Collected data
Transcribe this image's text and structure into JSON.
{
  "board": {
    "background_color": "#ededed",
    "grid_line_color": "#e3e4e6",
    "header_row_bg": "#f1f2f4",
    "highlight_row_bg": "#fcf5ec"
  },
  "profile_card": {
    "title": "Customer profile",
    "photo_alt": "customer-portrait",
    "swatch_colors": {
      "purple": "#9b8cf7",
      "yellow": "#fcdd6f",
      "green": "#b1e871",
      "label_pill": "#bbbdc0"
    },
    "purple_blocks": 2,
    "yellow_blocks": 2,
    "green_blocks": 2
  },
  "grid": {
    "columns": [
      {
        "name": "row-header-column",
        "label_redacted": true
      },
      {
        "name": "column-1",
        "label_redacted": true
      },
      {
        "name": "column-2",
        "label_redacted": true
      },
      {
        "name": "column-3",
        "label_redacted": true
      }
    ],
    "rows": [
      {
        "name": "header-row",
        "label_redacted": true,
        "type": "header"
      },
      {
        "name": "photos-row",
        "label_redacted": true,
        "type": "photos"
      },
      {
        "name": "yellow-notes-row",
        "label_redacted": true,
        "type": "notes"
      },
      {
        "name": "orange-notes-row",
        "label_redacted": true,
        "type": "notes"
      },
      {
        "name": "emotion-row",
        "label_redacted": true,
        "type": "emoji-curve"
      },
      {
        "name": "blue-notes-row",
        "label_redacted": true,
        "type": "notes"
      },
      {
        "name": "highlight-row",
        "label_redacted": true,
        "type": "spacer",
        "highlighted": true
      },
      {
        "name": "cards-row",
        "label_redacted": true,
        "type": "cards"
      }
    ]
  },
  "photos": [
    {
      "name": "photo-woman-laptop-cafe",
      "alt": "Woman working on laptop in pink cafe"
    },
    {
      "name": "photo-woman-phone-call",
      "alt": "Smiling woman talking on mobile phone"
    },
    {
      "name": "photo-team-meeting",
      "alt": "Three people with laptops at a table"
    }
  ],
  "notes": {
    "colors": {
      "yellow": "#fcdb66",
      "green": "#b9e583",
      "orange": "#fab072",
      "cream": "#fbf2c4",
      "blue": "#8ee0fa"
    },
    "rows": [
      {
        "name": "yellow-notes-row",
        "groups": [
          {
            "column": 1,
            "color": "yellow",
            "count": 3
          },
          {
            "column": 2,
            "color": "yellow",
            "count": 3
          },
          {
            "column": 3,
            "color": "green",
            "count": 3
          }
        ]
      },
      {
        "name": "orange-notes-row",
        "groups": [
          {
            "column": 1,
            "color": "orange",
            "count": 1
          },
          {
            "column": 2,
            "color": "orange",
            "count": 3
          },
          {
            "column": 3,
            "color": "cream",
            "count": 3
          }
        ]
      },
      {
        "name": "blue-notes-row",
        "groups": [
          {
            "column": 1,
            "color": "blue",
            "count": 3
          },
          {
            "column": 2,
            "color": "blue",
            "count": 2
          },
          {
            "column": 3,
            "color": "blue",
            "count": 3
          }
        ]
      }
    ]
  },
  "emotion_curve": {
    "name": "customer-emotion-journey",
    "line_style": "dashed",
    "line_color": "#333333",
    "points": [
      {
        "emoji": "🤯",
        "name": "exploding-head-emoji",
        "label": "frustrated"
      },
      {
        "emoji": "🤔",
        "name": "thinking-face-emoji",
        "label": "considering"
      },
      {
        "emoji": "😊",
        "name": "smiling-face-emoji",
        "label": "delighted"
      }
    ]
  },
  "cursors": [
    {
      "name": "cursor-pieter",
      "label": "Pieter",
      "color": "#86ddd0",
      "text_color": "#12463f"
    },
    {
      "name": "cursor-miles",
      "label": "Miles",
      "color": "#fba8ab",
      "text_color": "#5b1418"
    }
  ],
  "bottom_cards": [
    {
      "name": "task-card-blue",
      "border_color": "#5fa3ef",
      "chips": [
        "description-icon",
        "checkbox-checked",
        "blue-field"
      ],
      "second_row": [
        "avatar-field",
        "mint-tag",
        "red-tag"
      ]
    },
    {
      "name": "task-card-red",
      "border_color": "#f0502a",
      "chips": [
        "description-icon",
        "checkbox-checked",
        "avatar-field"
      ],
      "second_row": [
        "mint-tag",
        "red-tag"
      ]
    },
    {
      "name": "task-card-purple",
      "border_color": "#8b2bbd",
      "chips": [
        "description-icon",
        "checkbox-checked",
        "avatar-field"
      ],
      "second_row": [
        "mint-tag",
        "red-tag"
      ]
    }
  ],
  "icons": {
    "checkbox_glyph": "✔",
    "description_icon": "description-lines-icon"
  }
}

● **WHAT YOU HAVE TO DO**
Print every record above exactly as written.

● **RESPONSE TO THE TASK**
Transcribe this image's text and structure into JSON.
{
  "board": {
    "background_color": "#ededed",
    "grid_line_color": "#e3e4e6",
    "header_row_bg": "#f1f2f4",
    "highlight_row_bg": "#fcf5ec"
  },
  "profile_card": {
    "title": "Customer profile",
    "photo_alt": "customer-portrait",
    "swatch_colors": {
      "purple": "#9b8cf7",
      "yellow": "#fcdd6f",
      "green": "#b1e871",
      "label_pill": "#bbbdc0"
    },
    "purple_blocks": 2,
    "yellow_blocks": 2,
    "green_blocks": 2
  },
  "grid": {
    "columns": [
      {
        "name": "row-header-column",
        "label_redacted": true
      },
      {
        "name": "column-1",
        "label_redacted": true
      },
      {
        "name": "column-2",
        "label_redacted": true
      },
      {
        "name": "column-3",
        "label_redacted": true
      }
    ],
    "rows": [
      {
        "name": "header-row",
        "label_redacted": true,
        "type": "header"
      },
      {
        "name": "photos-row",
        "label_redacted": true,
        "type": "photos"
      },
      {
        "name": "yellow-notes-row",
        "label_redacted": true,
        "type": "notes"
      },
      {
        "name": "orange-notes-row",
        "label_redacted": true,
        "type": "notes"
      },
      {
        "name": "emotion-row",
        "label_redacted": true,
        "type": "emoji-curve"
      },
      {
        "name": "blue-notes-row",
        "label_redacted": true,
        "type": "notes"
      },
      {
        "name": "highlight-row",
        "label_redacted": true,
        "type": "spacer",
        "highlighted": true
      },
      {
        "name": "cards-row",
        "label_redacted": true,
        "type": "cards"
      }
    ]
  },
  "photos": [
    {
      "name": "photo-woman-laptop-cafe",
      "alt": "Woman working on laptop in pink cafe"
    },
    {
      "name": "photo-woman-phone-call",
      "alt": "Smiling woman talking on mobile phone"
    },
    {
      "name": "photo-team-meeting",
      "alt": "Three people with laptops at a table"
    }
  ],
  "notes": {
    "colors": {
      "yellow": "#fcdb66",
      "green": "#b9e583",
      "orange": "#fab072",
      "cream": "#fbf2c4",
      "blue": "#8ee0fa"
    },
    "rows": [
      {
        "name": "yellow-notes-row",
        "groups": [
          {
            "column": 1,
            "color": "yellow",
            "count": 3
          },
          {
            "column": 2,
            "color": "yellow",
            "count": 3
          },
          {
            "column": 3,
            "color": "green",
            "count": 3
          }
        ]
      },
      {
        "name": "orange-notes-row",
        "groups": [
          {
            "column": 1,
            "color": "orange",
            "count": 1
          },
          {
            "column": 2,
            "color": "orange",
            "count": 3
          },
          {
            "column": 3,
            "color": "cream",
            "count": 3
          }
        ]
      },
      {
        "name": "blue-notes-row",
        "groups": [
          {
            "column": 1,
            "color": "blue",
            "count": 3
          },
          {
            "column": 2,
            "color": "blue",
            "count": 2
          },
          {
            "column": 3,
            "color": "blue",
            "count": 3
          }
        ]
      }
    ]
  },
  "emotion_curve": {
    "name": "customer-emotion-journey",
    "line_style": "dashed",
    "line_color": "#333333",
    "points": [
      {
        "emoji": "🤯",
        "name": "exploding-head-emoji",
        "label": "frustrated"
      },
      {
        "emoji": "🤔",
        "name": "thinking-face-emoji",
        "label": "considering"
      },
      {
        "emoji": "😊",
        "name": "smiling-face-emoji",
        "label": "delighted"
      }
    ]
  },
  "cursors": [
    {
      "name": "cursor-pieter",
      "label": "Pieter",
      "color": "#86ddd0",
      "text_color": "#12463f"
    },
    {
      "name": "cursor-miles",
      "label": "Miles",
      "color": "#fba8ab",
      "text_color": "#5b1418"
    }
  ],
  "bottom_cards": [
    {
      "name": "task-card-blue",
      "border_color": "#5fa3ef",
      "chips": [
        "description-icon",
        "checkbox-checked",
        "blue-field"
      ],
      "second_row": [
        "avatar-field",
        "mint-tag",
        "red-tag"
      ]
    },
    {
      "name": "task-card-red",
      "border_color": "#f0502a",
      "chips": [
        "description-icon",
        "checkbox-checked",
        "avatar-field"
      ],
      "second_row": [
        "mint-tag",
        "red-tag"
      ]
    },
    {
      "name": "task-card-purple",
      "border_color": "#8b2bbd",
      "chips": [
        "description-icon",
        "checkbox-checked",
        "avatar-field"
      ],
      "second_row": [
        "mint-tag",
        "red-tag"
      ]
    }
  ],
  "icons": {
    "checkbox_glyph": "✔",
    "description_icon": "description-lines-icon"
  }
}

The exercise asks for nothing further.